__Problem requirements__: Each line that follows is to be retyped exactly.

__Data in this exercise__:

** Start **

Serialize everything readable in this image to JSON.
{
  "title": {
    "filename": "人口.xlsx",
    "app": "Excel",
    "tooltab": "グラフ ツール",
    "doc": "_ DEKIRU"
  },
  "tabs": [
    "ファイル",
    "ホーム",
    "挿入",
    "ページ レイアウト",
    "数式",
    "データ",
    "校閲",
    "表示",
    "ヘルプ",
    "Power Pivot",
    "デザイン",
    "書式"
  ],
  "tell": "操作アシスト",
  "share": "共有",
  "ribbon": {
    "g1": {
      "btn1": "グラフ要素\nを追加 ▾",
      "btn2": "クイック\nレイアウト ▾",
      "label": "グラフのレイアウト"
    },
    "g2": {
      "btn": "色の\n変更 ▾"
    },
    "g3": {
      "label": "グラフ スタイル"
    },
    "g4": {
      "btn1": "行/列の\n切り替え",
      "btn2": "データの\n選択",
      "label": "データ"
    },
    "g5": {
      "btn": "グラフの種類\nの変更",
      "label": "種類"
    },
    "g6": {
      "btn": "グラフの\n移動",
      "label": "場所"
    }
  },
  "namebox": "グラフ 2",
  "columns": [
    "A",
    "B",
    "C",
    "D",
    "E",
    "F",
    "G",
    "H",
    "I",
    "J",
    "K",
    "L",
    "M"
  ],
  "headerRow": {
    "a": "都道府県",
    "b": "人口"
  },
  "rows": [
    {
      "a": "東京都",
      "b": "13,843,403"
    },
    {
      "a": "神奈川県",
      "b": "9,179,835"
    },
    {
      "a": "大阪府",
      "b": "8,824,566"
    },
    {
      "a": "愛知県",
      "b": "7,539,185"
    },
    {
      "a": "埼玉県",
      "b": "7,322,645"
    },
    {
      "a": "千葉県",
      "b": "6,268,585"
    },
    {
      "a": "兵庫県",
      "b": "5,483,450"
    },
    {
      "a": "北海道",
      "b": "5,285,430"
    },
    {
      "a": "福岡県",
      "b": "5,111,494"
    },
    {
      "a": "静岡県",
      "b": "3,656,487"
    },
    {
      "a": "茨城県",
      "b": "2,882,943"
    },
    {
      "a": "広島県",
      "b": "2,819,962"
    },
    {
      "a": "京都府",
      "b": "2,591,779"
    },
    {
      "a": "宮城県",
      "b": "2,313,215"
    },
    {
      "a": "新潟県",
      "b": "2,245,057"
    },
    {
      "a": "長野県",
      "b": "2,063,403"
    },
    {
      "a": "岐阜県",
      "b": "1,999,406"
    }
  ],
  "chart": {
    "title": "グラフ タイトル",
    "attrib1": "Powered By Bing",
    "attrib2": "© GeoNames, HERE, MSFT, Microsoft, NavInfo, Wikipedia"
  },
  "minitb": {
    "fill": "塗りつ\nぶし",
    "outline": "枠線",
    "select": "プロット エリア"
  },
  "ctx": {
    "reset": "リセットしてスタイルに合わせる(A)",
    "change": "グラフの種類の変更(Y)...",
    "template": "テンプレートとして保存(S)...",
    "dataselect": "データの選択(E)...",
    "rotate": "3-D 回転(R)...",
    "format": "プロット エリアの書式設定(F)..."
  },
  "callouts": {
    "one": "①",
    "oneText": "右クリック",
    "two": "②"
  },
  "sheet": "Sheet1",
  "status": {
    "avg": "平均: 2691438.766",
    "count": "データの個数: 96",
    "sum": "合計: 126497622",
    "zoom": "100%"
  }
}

** End **

__Response to the exercise__:
Serialize everything readable in this image to JSON.
{
  "title": {
    "filename": "人口.xlsx",
    "app": "Excel",
    "tooltab": "グラフ ツール",
    "doc": "_ DEKIRU"
  },
  "tabs": [
    "ファイル",
    "ホーム",
    "挿入",
    "ページ レイアウト",
    "数式",
    "データ",
    "校閲",
    "表示",
    "ヘルプ",
    "Power Pivot",
    "デザイン",
    "書式"
  ],
  "tell": "操作アシスト",
  "share": "共有",
  "ribbon": {
    "g1": {
      "btn1": "グラフ要素\nを追加 ▾",
      "btn2": "クイック\nレイアウト ▾",
      "label": "グラフのレイアウト"
    },
    "g2": {
      "btn": "色の\n変更 ▾"
    },
    "g3": {
      "label": "グラフ スタイル"
    },
    "g4": {
      "btn1": "行/列の\n切り替え",
      "btn2": "データの\n選択",
      "label": "データ"
    },
    "g5": {
      "btn": "グラフの種類\nの変更",
      "label": "種類"
    },
    "g6": {
      "btn": "グラフの\n移動",
      "label": "場所"
    }
  },
  "namebox": "グラフ 2",
  "columns": [
    "A",
    "B",
    "C",
    "D",
    "E",
    "F",
    "G",
    "H",
    "I",
    "J",
    "K",
    "L",
    "M"
  ],
  "headerRow": {
    "a": "都道府県",
    "b": "人口"
  },
  "rows": [
    {
      "a": "東京都",
      "b": "13,843,403"
    },
    {
      "a": "神奈川県",
      "b": "9,179,835"
    },
    {
      "a": "大阪府",
      "b": "8,824,566"
    },
    {
      "a": "愛知県",
      "b": "7,539,185"
    },
    {
      "a": "埼玉県",
      "b": "7,322,645"
    },
    {
      "a": "千葉県",
      "b": "6,268,585"
    },
    {
      "a": "兵庫県",
      "b": "5,483,450"
    },
    {
      "a": "北海道",
      "b": "5,285,430"
    },
    {
      "a": "福岡県",
      "b": "5,111,494"
    },
    {
      "a": "静岡県",
      "b": "3,656,487"
    },
    {
      "a": "茨城県",
      "b": "2,882,943"
    },
    {
      "a": "広島県",
      "b": "2,819,962"
    },
    {
      "a": "京都府",
      "b": "2,591,779"
    },
    {
      "a": "宮城県",
      "b": "2,313,215"
    },
    {
      "a": "新潟県",
      "b": "2,245,057"
    },
    {
      "a": "長野県",
      "b": "2,063,403"
    },
    {
      "a": "岐阜県",
      "b": "1,999,406"
    }
  ],
  "chart": {
    "title": "グラフ タイトル",
    "attrib1": "Powered By Bing",
    "attrib2": "© GeoNames, HERE, MSFT, Microsoft, NavInfo, Wikipedia"
  },
  "minitb": {
    "fill": "塗りつ\nぶし",
    "outline": "枠線",
    "select": "プロット エリア"
  },
  "ctx": {
    "reset": "リセットしてスタイルに合わせる(A)",
    "change": "グラフの種類の変更(Y)...",
    "template": "テンプレートとして保存(S)...",
    "dataselect": "データの選択(E)...",
    "rotate": "3-D 回転(R)...",
    "format": "プロット エリアの書式設定(F)..."
  },
  "callouts": {
    "one": "①",
    "oneText": "右クリック",
    "two": "②"
  },
  "sheet": "Sheet1",
  "status": {
    "avg": "平均: 2691438.766",
    "count": "データの個数: 96",
    "sum": "合計: 126497622",
    "zoom": "100%"
  }
}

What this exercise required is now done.